Check each line of the data for "Average" and select those that have it.
* * * * * * * * *
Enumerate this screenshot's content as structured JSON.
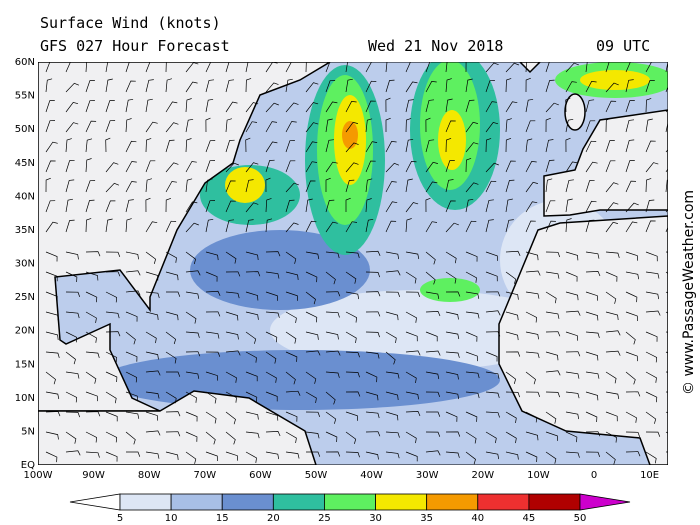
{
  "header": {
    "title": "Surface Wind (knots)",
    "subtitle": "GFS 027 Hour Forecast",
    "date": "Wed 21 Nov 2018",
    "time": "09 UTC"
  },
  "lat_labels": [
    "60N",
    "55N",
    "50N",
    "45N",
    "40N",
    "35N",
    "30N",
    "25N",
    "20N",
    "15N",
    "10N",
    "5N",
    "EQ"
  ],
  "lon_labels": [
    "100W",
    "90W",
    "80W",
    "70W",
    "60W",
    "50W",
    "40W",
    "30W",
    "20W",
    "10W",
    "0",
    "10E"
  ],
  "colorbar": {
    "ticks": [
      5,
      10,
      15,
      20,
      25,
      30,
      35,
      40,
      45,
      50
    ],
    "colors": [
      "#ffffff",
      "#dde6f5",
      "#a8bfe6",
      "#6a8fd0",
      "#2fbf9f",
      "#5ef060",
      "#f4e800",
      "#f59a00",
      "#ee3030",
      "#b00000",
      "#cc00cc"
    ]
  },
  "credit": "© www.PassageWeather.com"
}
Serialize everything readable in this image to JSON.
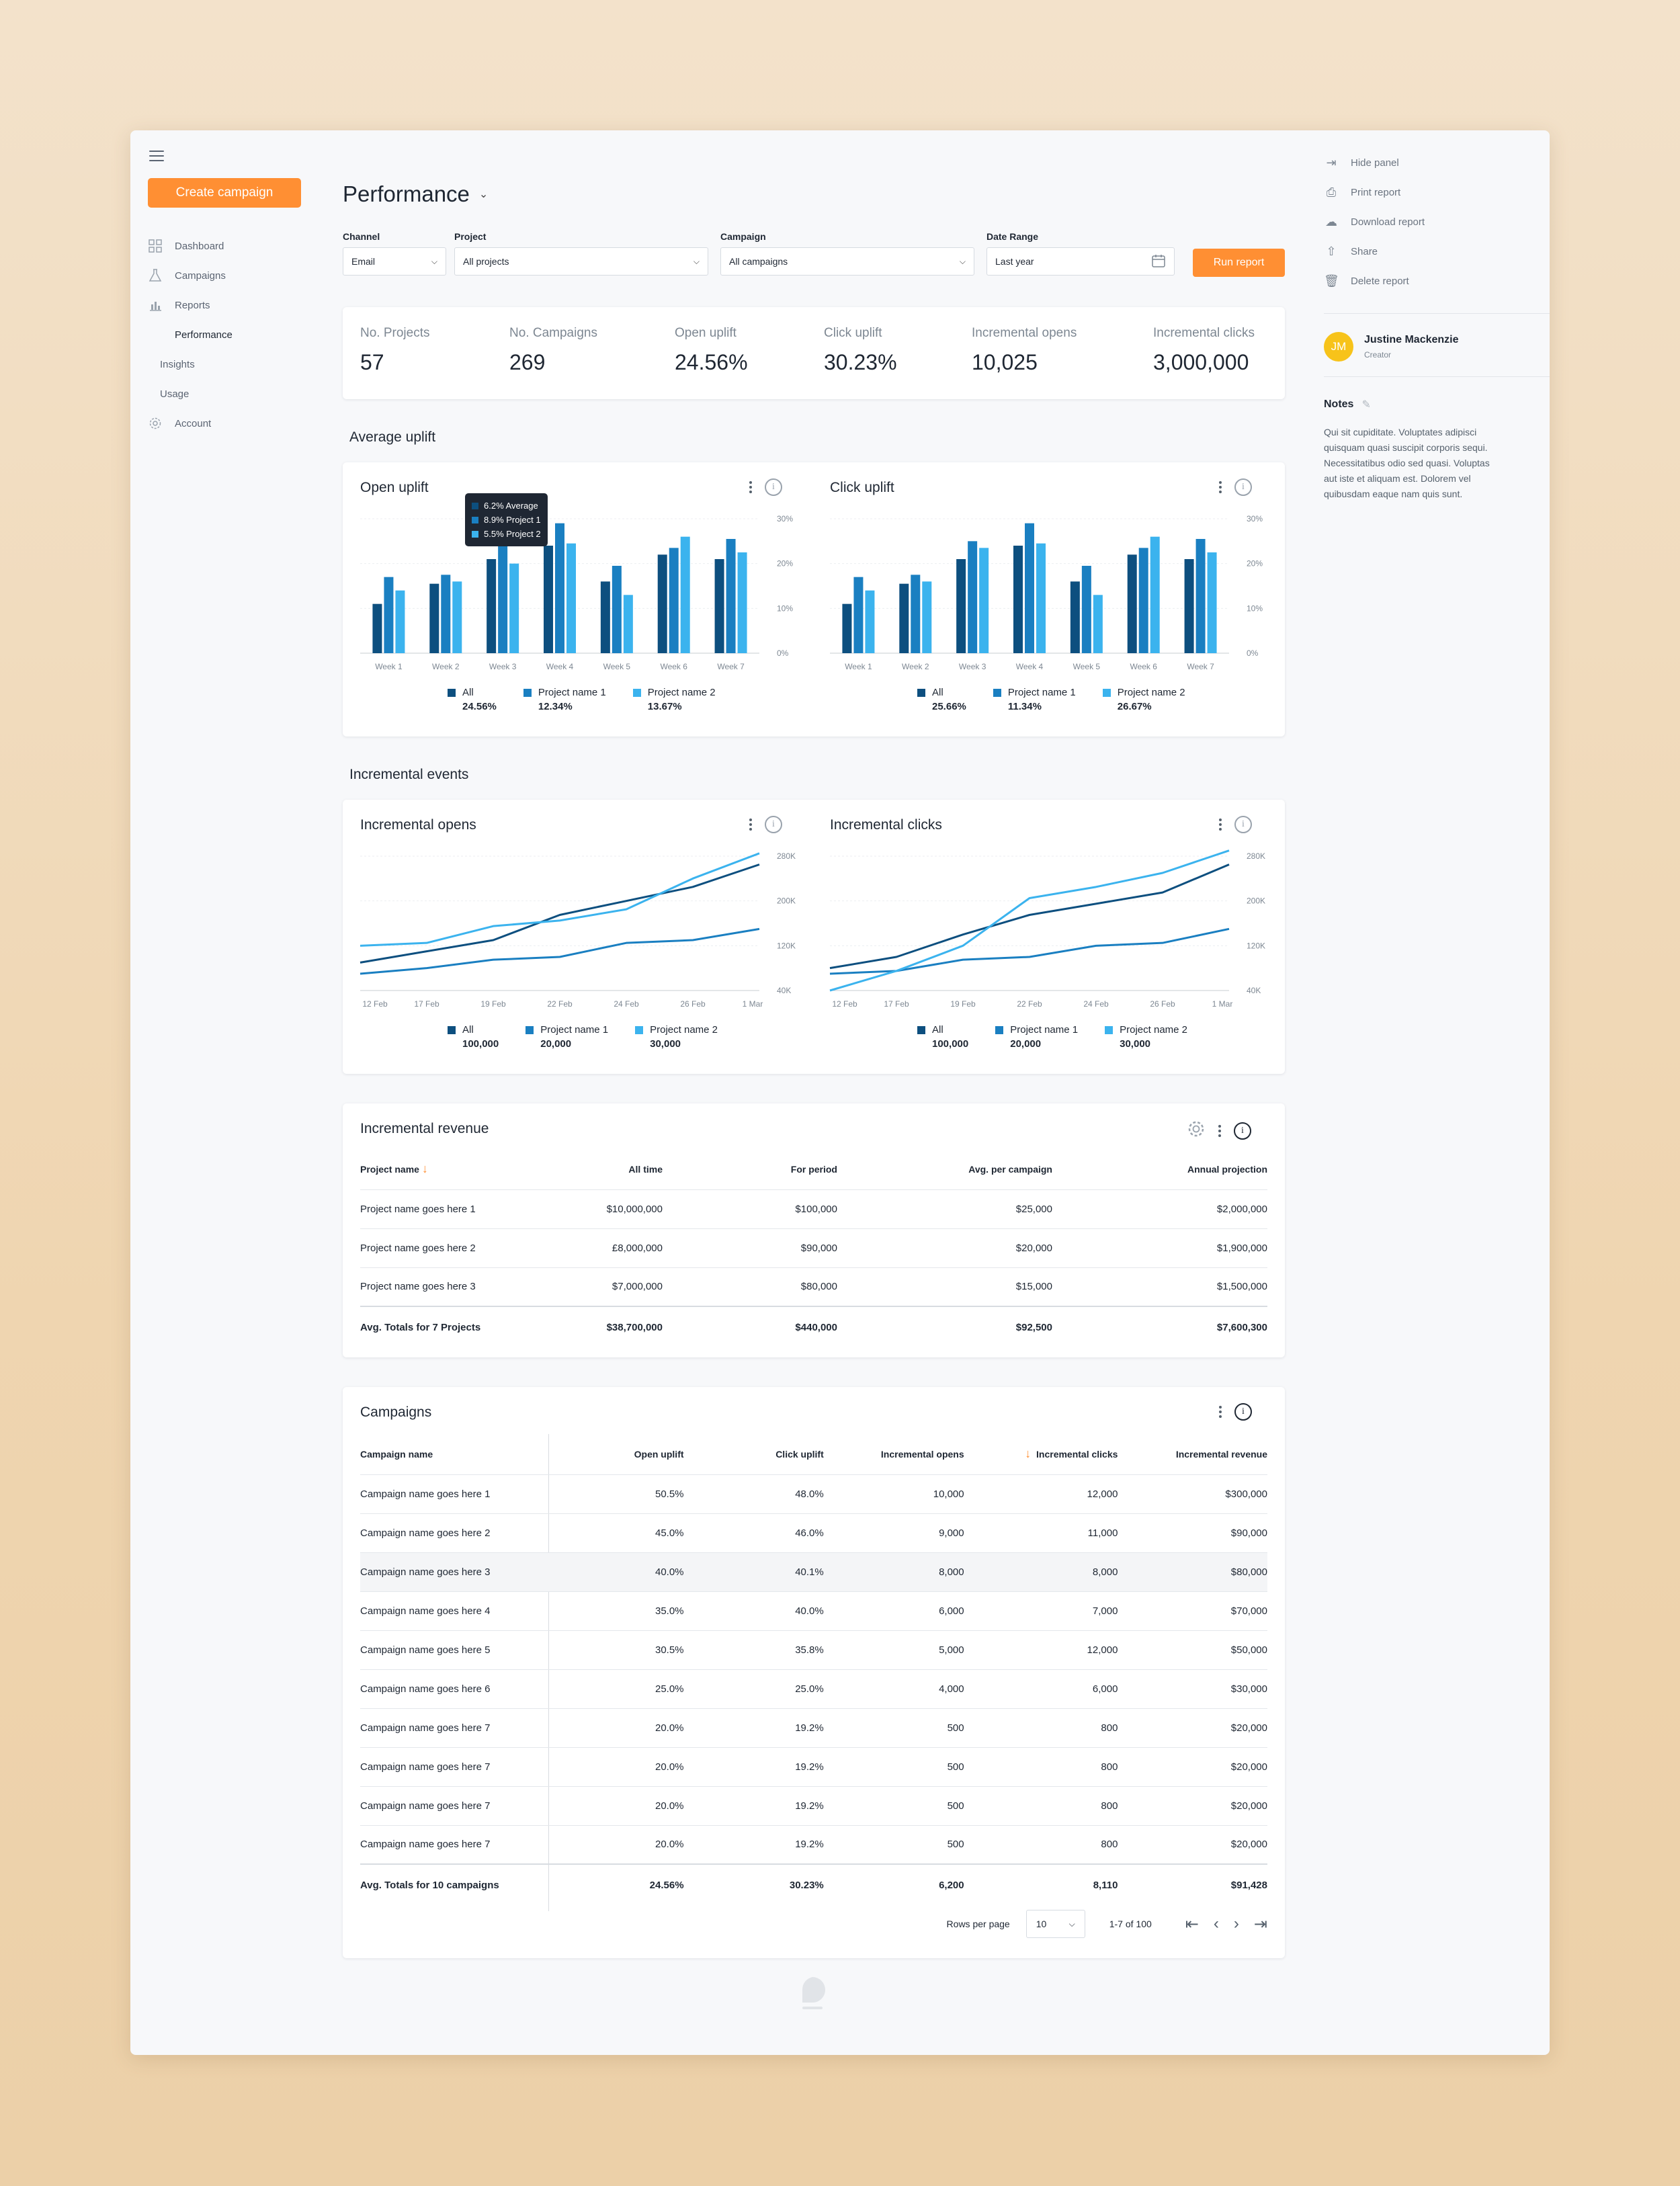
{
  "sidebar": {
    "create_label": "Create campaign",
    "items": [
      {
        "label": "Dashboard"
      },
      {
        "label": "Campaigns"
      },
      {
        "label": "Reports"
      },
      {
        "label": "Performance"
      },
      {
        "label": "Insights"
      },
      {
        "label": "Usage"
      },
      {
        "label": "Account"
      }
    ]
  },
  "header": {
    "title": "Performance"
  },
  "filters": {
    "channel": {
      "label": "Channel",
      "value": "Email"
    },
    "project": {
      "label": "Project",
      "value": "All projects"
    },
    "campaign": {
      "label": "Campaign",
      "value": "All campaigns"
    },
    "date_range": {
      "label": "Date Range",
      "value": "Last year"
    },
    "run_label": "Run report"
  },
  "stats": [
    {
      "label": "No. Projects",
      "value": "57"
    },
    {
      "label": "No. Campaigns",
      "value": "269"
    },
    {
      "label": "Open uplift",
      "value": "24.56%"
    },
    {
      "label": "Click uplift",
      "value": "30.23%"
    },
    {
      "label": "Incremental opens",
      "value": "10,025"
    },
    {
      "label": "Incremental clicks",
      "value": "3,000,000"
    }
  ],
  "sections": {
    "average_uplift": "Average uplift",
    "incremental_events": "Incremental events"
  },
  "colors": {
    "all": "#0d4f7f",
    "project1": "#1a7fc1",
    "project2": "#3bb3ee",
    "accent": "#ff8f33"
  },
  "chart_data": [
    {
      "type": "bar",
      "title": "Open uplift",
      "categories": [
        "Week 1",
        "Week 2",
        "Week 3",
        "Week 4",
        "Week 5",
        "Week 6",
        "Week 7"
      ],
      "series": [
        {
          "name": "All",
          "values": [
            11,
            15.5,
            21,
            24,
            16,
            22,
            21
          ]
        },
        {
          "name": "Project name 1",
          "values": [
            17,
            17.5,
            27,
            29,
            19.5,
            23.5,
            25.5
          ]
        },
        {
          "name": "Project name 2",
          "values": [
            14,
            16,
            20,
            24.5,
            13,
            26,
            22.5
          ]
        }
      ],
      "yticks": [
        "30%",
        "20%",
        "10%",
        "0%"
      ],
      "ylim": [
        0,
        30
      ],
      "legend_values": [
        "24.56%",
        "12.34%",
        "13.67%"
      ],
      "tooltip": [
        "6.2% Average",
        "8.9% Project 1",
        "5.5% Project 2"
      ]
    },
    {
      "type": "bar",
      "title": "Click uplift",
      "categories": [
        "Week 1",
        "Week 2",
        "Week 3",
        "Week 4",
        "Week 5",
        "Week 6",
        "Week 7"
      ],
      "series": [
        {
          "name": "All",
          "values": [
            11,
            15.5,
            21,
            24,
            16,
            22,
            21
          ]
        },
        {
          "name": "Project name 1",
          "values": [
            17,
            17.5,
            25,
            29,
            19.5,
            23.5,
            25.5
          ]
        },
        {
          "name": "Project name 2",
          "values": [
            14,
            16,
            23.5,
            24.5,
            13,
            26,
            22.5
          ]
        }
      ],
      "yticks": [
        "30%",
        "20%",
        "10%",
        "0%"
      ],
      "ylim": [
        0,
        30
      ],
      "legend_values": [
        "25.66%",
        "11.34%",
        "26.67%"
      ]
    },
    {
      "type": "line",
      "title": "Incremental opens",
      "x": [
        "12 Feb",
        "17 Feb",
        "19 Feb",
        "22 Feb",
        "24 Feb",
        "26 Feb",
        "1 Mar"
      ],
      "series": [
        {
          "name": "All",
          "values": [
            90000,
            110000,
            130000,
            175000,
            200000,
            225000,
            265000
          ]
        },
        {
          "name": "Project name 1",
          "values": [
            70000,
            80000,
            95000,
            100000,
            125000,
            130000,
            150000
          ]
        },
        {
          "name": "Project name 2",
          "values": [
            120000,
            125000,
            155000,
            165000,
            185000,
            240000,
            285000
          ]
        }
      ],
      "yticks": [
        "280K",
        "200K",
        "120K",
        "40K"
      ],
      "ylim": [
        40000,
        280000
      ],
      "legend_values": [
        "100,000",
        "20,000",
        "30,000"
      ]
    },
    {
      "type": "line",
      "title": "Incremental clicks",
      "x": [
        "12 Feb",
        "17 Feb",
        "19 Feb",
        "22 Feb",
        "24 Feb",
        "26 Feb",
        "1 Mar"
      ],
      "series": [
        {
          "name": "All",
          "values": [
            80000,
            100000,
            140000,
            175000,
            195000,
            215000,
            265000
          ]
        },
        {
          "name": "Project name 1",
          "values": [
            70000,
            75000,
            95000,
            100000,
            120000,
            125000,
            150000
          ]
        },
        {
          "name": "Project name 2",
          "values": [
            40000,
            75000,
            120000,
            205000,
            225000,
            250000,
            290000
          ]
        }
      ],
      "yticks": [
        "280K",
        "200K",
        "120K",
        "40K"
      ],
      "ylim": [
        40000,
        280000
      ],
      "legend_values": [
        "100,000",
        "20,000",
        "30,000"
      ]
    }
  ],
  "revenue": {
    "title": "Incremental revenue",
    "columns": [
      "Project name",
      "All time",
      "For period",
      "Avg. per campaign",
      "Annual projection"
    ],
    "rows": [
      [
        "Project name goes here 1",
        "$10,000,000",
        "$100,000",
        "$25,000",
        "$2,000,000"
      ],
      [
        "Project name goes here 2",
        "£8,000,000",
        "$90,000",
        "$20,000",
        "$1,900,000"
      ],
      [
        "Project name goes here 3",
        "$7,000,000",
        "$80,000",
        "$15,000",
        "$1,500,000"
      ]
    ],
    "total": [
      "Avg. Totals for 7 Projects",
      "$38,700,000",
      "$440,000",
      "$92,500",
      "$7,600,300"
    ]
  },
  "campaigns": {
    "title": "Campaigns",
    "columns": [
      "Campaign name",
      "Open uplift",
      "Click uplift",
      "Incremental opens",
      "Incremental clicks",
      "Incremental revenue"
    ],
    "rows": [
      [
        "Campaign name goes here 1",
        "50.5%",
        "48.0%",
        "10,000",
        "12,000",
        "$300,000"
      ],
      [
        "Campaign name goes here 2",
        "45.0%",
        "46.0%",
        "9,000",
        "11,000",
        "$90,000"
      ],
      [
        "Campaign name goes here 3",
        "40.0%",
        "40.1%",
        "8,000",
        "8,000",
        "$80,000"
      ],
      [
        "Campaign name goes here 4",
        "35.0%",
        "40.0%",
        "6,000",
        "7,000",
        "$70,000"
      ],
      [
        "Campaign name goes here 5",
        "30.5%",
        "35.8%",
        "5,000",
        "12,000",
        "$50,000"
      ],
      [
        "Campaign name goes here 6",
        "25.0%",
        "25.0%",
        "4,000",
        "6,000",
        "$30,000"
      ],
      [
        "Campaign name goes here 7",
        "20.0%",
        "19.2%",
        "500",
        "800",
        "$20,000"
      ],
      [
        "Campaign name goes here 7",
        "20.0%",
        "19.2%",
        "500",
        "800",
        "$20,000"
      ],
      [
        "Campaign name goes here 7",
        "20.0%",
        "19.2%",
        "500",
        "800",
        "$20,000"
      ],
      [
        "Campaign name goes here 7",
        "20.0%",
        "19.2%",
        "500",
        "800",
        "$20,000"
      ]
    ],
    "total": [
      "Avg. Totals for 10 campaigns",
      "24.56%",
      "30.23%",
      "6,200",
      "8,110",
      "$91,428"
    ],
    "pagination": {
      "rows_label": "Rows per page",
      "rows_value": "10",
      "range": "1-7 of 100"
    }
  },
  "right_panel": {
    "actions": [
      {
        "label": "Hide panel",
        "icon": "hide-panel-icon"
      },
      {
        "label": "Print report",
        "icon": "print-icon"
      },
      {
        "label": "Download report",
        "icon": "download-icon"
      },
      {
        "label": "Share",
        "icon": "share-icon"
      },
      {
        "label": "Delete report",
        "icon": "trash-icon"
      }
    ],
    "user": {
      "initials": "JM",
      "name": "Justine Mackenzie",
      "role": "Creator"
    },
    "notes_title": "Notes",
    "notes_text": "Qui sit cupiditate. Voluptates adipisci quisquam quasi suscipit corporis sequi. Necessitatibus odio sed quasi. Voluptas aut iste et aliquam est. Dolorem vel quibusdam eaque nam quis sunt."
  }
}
* * * * * * * * *
§ Output of the task
    "average_uplift": "Average uplift",
        "6.2% Average",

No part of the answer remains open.